_Direction:_ Pull every "Winkler" line out of the data below.

———

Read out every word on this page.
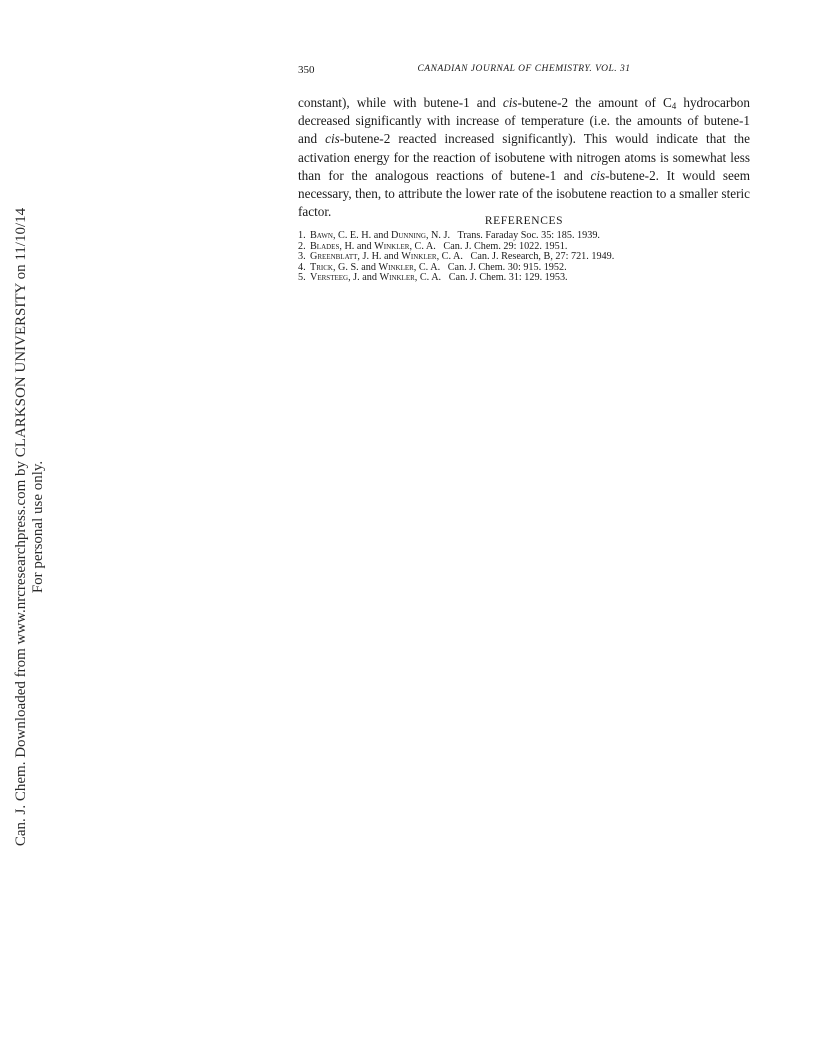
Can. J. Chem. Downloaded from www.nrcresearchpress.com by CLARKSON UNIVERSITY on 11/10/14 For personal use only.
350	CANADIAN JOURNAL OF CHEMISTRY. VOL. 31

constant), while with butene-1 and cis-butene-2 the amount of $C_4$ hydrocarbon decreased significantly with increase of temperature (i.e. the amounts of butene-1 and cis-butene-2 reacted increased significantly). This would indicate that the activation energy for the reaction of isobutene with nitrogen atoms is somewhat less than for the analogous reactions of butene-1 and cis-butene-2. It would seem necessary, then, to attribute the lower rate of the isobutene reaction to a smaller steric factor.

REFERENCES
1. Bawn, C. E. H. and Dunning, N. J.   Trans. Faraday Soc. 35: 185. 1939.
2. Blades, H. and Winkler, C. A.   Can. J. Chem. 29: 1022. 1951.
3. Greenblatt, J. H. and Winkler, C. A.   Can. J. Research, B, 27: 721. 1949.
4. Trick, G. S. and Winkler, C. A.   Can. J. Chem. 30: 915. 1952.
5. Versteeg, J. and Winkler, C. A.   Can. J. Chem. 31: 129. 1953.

———

_Result of this task:_
2. Blades, H. and Winkler, C. A.   Can. J. Chem. 29: 1022. 1951.
3. Greenblatt, J. H. and Winkler, C. A.   Can. J. Research, B, 27: 721. 1949.
4. Trick, G. S. and Winkler, C. A.   Can. J. Chem. 30: 915. 1952.
5. Versteeg, J. and Winkler, C. A.   Can. J. Chem. 31: 129. 1953.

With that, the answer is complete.